Problem »
Copy every entry exactly as given, minus the images.

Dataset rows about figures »
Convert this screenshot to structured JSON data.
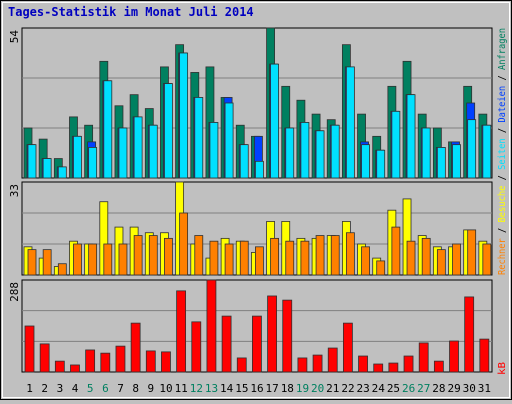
{
  "title": "Tages-Statistik im Monat Juli 2014",
  "chart_data": [
    {
      "type": "bar",
      "ylim": [
        0,
        54
      ],
      "yticks": [
        54
      ],
      "series": [
        {
          "name": "Anfragen",
          "color": "#008060",
          "values": [
            18,
            14,
            7,
            22,
            19,
            42,
            26,
            30,
            25,
            40,
            48,
            38,
            40,
            29,
            19,
            15,
            54,
            33,
            28,
            23,
            21,
            48,
            23,
            15,
            33,
            42,
            23,
            18,
            13,
            33,
            23
          ]
        },
        {
          "name": "Dateien",
          "color": "#0040ff",
          "values": [
            12,
            7,
            4,
            15,
            13,
            35,
            18,
            22,
            19,
            34,
            45,
            29,
            20,
            29,
            12,
            15,
            41,
            18,
            20,
            17,
            19,
            40,
            13,
            10,
            24,
            30,
            18,
            11,
            13,
            27,
            19
          ]
        },
        {
          "name": "Seiten",
          "color": "#00e0ff",
          "values": [
            12,
            7,
            4,
            15,
            11,
            35,
            18,
            22,
            19,
            34,
            45,
            29,
            20,
            27,
            12,
            6,
            41,
            18,
            20,
            17,
            19,
            40,
            12,
            10,
            24,
            30,
            18,
            11,
            12,
            21,
            19
          ]
        }
      ]
    },
    {
      "type": "bar",
      "ylim": [
        0,
        33
      ],
      "yticks": [
        33
      ],
      "series": [
        {
          "name": "Besuche",
          "color": "#ffff00",
          "values": [
            10,
            6,
            3,
            12,
            11,
            26,
            17,
            17,
            15,
            15,
            33,
            11,
            6,
            13,
            12,
            8,
            19,
            19,
            13,
            13,
            14,
            19,
            11,
            6,
            23,
            27,
            14,
            10,
            10,
            16,
            12
          ]
        },
        {
          "name": "Rechner",
          "color": "#ff8000",
          "values": [
            9,
            9,
            4,
            11,
            11,
            11,
            11,
            14,
            14,
            13,
            22,
            14,
            12,
            11,
            12,
            10,
            13,
            12,
            12,
            14,
            14,
            15,
            10,
            5,
            17,
            12,
            13,
            9,
            11,
            16,
            11
          ]
        }
      ]
    },
    {
      "type": "bar",
      "ylim": [
        0,
        288
      ],
      "yticks": [
        288
      ],
      "categories": [
        "1",
        "2",
        "3",
        "4",
        "5",
        "6",
        "7",
        "8",
        "9",
        "10",
        "11",
        "12",
        "13",
        "14",
        "15",
        "16",
        "17",
        "18",
        "19",
        "20",
        "21",
        "22",
        "23",
        "24",
        "25",
        "26",
        "27",
        "28",
        "29",
        "30",
        "31"
      ],
      "label_colors": [
        "#000000",
        "#000000",
        "#000000",
        "#000000",
        "#008060",
        "#008060",
        "#000000",
        "#000000",
        "#000000",
        "#000000",
        "#000000",
        "#008060",
        "#008060",
        "#000000",
        "#000000",
        "#000000",
        "#000000",
        "#000000",
        "#008060",
        "#008060",
        "#000000",
        "#000000",
        "#000000",
        "#000000",
        "#000000",
        "#008060",
        "#008060",
        "#000000",
        "#000000",
        "#000000",
        "#000000"
      ],
      "series": [
        {
          "name": "kB",
          "color": "#ff0000",
          "values": [
            144,
            88,
            34,
            22,
            69,
            59,
            81,
            153,
            66,
            63,
            254,
            157,
            288,
            175,
            44,
            175,
            238,
            225,
            44,
            53,
            75,
            153,
            50,
            25,
            28,
            50,
            91,
            34,
            97,
            235,
            103
          ]
        }
      ]
    }
  ]
}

Complete output »
Convert this screenshot to structured JSON data.
{
  "title": "Tages-Statistik im Monat Juli 2014",
  "chart_data": [
    {
      "type": "bar",
      "ylim": [
        0,
        54
      ],
      "yticks": [
        54
      ],
      "series": [
        {
          "name": "Anfragen",
          "color": "#008060",
          "values": [
            18,
            14,
            7,
            22,
            19,
            42,
            26,
            30,
            25,
            40,
            48,
            38,
            40,
            29,
            19,
            15,
            54,
            33,
            28,
            23,
            21,
            48,
            23,
            15,
            33,
            42,
            23,
            18,
            13,
            33,
            23
          ]
        },
        {
          "name": "Dateien",
          "color": "#0040ff",
          "values": [
            12,
            7,
            4,
            15,
            13,
            35,
            18,
            22,
            19,
            34,
            45,
            29,
            20,
            29,
            12,
            15,
            41,
            18,
            20,
            17,
            19,
            40,
            13,
            10,
            24,
            30,
            18,
            11,
            13,
            27,
            19
          ]
        },
        {
          "name": "Seiten",
          "color": "#00e0ff",
          "values": [
            12,
            7,
            4,
            15,
            11,
            35,
            18,
            22,
            19,
            34,
            45,
            29,
            20,
            27,
            12,
            6,
            41,
            18,
            20,
            17,
            19,
            40,
            12,
            10,
            24,
            30,
            18,
            11,
            12,
            21,
            19
          ]
        }
      ]
    },
    {
      "type": "bar",
      "ylim": [
        0,
        33
      ],
      "yticks": [
        33
      ],
      "series": [
        {
          "name": "Besuche",
          "color": "#ffff00",
          "values": [
            10,
            6,
            3,
            12,
            11,
            26,
            17,
            17,
            15,
            15,
            33,
            11,
            6,
            13,
            12,
            8,
            19,
            19,
            13,
            13,
            14,
            19,
            11,
            6,
            23,
            27,
            14,
            10,
            10,
            16,
            12
          ]
        },
        {
          "name": "Rechner",
          "color": "#ff8000",
          "values": [
            9,
            9,
            4,
            11,
            11,
            11,
            11,
            14,
            14,
            13,
            22,
            14,
            12,
            11,
            12,
            10,
            13,
            12,
            12,
            14,
            14,
            15,
            10,
            5,
            17,
            12,
            13,
            9,
            11,
            16,
            11
          ]
        }
      ]
    },
    {
      "type": "bar",
      "ylim": [
        0,
        288
      ],
      "yticks": [
        288
      ],
      "categories": [
        "1",
        "2",
        "3",
        "4",
        "5",
        "6",
        "7",
        "8",
        "9",
        "10",
        "11",
        "12",
        "13",
        "14",
        "15",
        "16",
        "17",
        "18",
        "19",
        "20",
        "21",
        "22",
        "23",
        "24",
        "25",
        "26",
        "27",
        "28",
        "29",
        "30",
        "31"
      ],
      "label_colors": [
        "#000000",
        "#000000",
        "#000000",
        "#000000",
        "#008060",
        "#008060",
        "#000000",
        "#000000",
        "#000000",
        "#000000",
        "#000000",
        "#008060",
        "#008060",
        "#000000",
        "#000000",
        "#000000",
        "#000000",
        "#000000",
        "#008060",
        "#008060",
        "#000000",
        "#000000",
        "#000000",
        "#000000",
        "#000000",
        "#008060",
        "#008060",
        "#000000",
        "#000000",
        "#000000",
        "#000000"
      ],
      "series": [
        {
          "name": "kB",
          "color": "#ff0000",
          "values": [
            144,
            88,
            34,
            22,
            69,
            59,
            81,
            153,
            66,
            63,
            254,
            157,
            288,
            175,
            44,
            175,
            238,
            225,
            44,
            53,
            75,
            153,
            50,
            25,
            28,
            50,
            91,
            34,
            97,
            235,
            103
          ]
        }
      ]
    }
  ]
}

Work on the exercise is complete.